Reading text:
"""

Judging Children as Children: A Proposal for a Juvenile Justice System; By Michael A. Corriero; Temple University Press; $25

On a recent Friday morning, New York City Supreme Court Judge Michael Corriero addressed visitors in a courtroom adjacent to the windowless, cramped room on the seventh floor of 111 Centre St. where Part 73, better known as the Youth Part, is housed. Before getting to the business of deciding whether 13 to 15 year-olds will be sentenced to prison or placed in rehabilitative programs and monitored in probation, he’s quoting Pink Floyd to a collection of politicians and others interested in the world of juvenile justice.

The unforgiving stare Corriero wears in the courtroom is nowhere to be seen. As he speaks to the small audience, he looks like a lovable teacher who is straining to make his pupils understand a lesson close to his heart. In a flat cadence, the 63 year-old jurist recites lyrics to one of rock’s most rebellious songs.

“We don’t need no education,” he says evenly, speaking instead of singing. “We don’t need no thought control. No dark sarcasm in the classroom. Hey teacher leave those kids alone. All in all we’re just another brick in the what,” he asks quietly of the assembled pols and experts. “Another brick in the…” he asks again, looking around. The assembled audience squirms.

After a pause he shouts: “The Wall! The Wall! And what is the Wall that Pink Floyd is talking about? I think it’s the wall of communication between adults and children. It’s the wall that lets us forget what it’s like to be children. The older you get the more important it is to remember what you were like when you were 14.”

Nothing is more important than this central point: Adults are different than children. It is this point – what Corriero calls the “oxymoron” of trying children in adult courts – that he drives home in a his new book, “Judging Children as Children: A Proposal for a Juvenile Justice System.” It fuses history of juvenile justice with his own analysis through the prism of the Youth Part, using his experience to call for reform of a system that does not account for the myriad differences between adults and children.

“That is not to say that a 14 year-old cannot know or appreciate right from wrong,” Corriero writes. “But how can we hold adolescents accountable as adults in adult courts for not exercising a level of maturity that they are not physically, emotionally or intellectually expected to possess?”

What the book lacks in poetic or punchy prose it makes up for in clarity. Corriero criticizes what he sees as the dangers and shortcomings, both moral and practical, inherent in the historical trend toward an all stick, no carrot “get tough” approach to juvenile justice.

He speaks from long experience as a former assistant district attorney, criminal defense lawyer, judge since 1980 and Youth Part judge since 1992. He helped create the judicial apparatus that stands at the crossroads between “juvenile offender” and “youthful offender,” between prison and programs. It was a response to New York State’s 1978 Juvenile Offender Law saying any 13 to 15 year-old charged with murder or a serious violent crime is subject to a mandatory prison term and a felony record. Judges had the discretion to grant Youthful Offender status, and provide for the possibility of probation. Corriero’s Youth Part funneled all of these offenders before one court equipped to handle the nuances of dealing with children.

"""

Task: According to the book review above, on which floor and at what address is the Youth Part housed?

Collected data:
"""

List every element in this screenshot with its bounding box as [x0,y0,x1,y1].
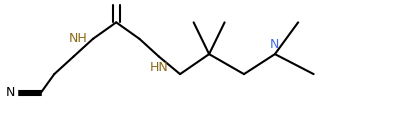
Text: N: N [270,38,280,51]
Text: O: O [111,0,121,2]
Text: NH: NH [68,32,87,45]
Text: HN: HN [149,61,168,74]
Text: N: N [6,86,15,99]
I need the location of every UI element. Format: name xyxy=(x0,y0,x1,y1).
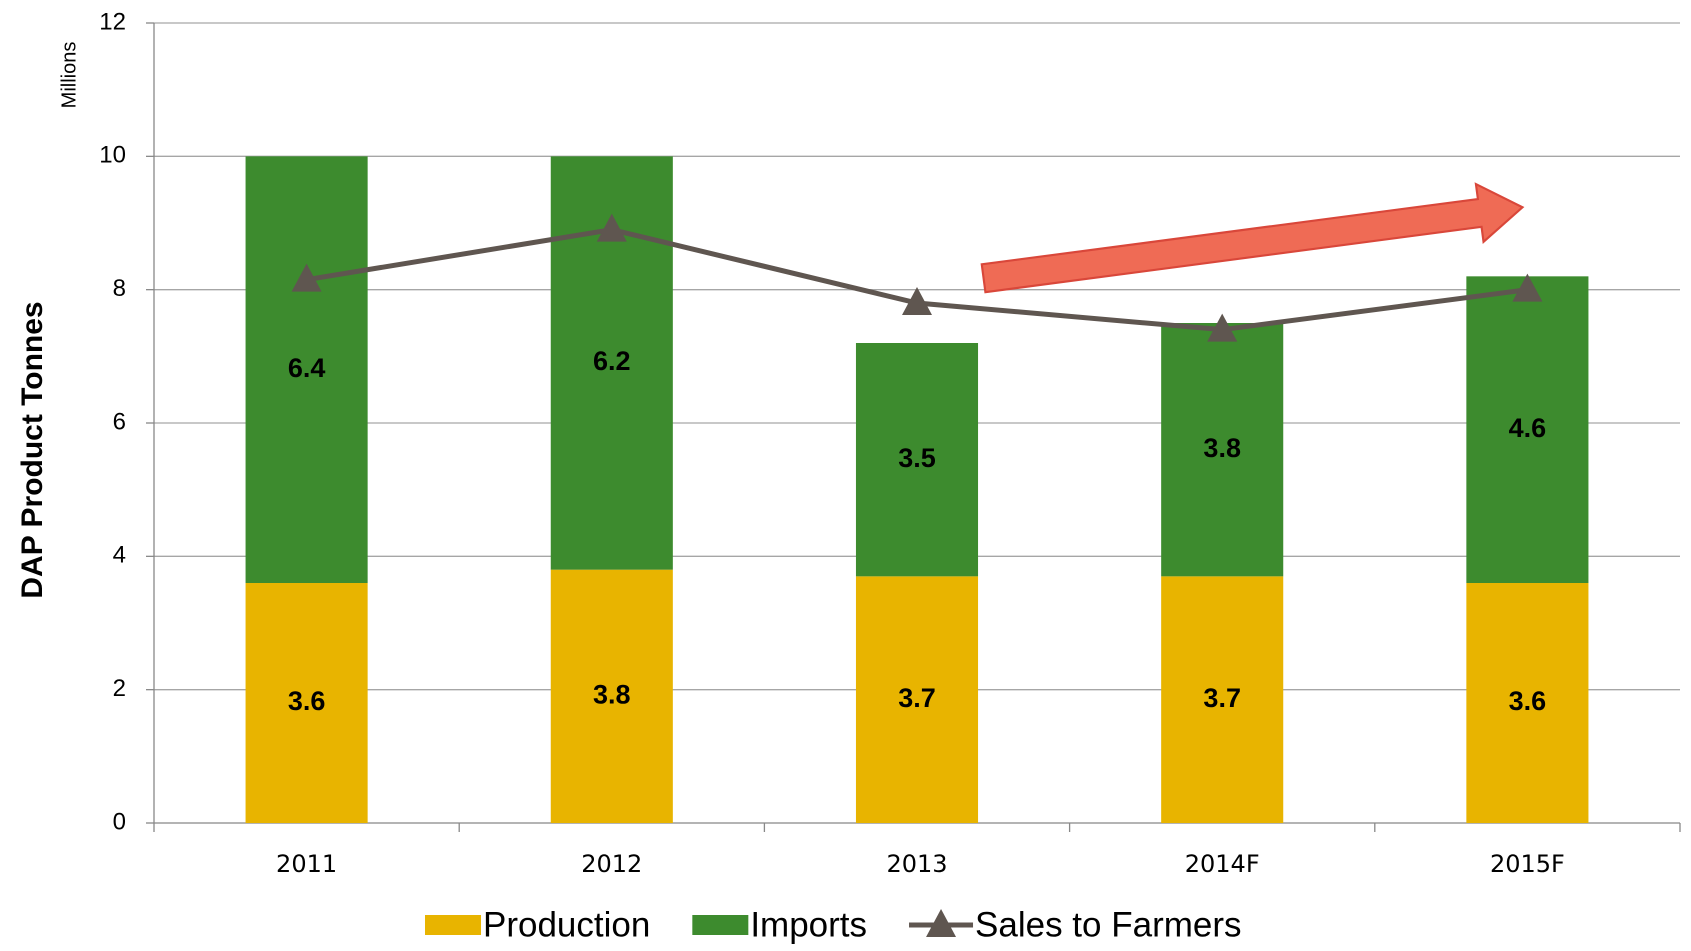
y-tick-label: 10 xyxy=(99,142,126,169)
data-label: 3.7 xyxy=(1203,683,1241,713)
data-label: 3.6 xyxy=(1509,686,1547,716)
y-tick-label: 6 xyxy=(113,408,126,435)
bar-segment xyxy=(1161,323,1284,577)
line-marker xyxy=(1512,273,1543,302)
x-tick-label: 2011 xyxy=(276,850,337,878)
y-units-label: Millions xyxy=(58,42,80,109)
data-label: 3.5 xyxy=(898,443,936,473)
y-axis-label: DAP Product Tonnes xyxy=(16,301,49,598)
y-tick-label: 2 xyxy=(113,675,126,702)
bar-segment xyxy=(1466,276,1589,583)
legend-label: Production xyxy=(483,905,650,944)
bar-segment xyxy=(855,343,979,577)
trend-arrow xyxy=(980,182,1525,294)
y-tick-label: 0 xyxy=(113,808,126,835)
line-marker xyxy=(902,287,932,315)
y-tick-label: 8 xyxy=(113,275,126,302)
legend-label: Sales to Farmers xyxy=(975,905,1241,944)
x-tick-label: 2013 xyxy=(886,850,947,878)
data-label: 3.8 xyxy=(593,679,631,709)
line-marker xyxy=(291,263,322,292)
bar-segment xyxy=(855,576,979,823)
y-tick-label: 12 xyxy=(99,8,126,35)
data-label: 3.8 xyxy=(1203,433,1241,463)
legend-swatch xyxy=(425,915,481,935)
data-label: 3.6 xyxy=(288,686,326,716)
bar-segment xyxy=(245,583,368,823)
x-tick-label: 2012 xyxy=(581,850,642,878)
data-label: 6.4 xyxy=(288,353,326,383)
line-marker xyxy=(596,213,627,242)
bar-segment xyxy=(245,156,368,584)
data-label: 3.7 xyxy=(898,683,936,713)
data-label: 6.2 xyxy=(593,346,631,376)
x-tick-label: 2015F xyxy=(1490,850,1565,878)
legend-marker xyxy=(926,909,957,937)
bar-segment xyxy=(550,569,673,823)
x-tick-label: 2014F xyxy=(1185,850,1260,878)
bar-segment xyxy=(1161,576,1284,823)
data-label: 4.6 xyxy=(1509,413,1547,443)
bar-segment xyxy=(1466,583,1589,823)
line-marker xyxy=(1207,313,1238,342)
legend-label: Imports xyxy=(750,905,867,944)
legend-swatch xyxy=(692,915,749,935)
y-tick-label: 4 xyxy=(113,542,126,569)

"""

Exercise result: The seventh floor of 111 Centre St.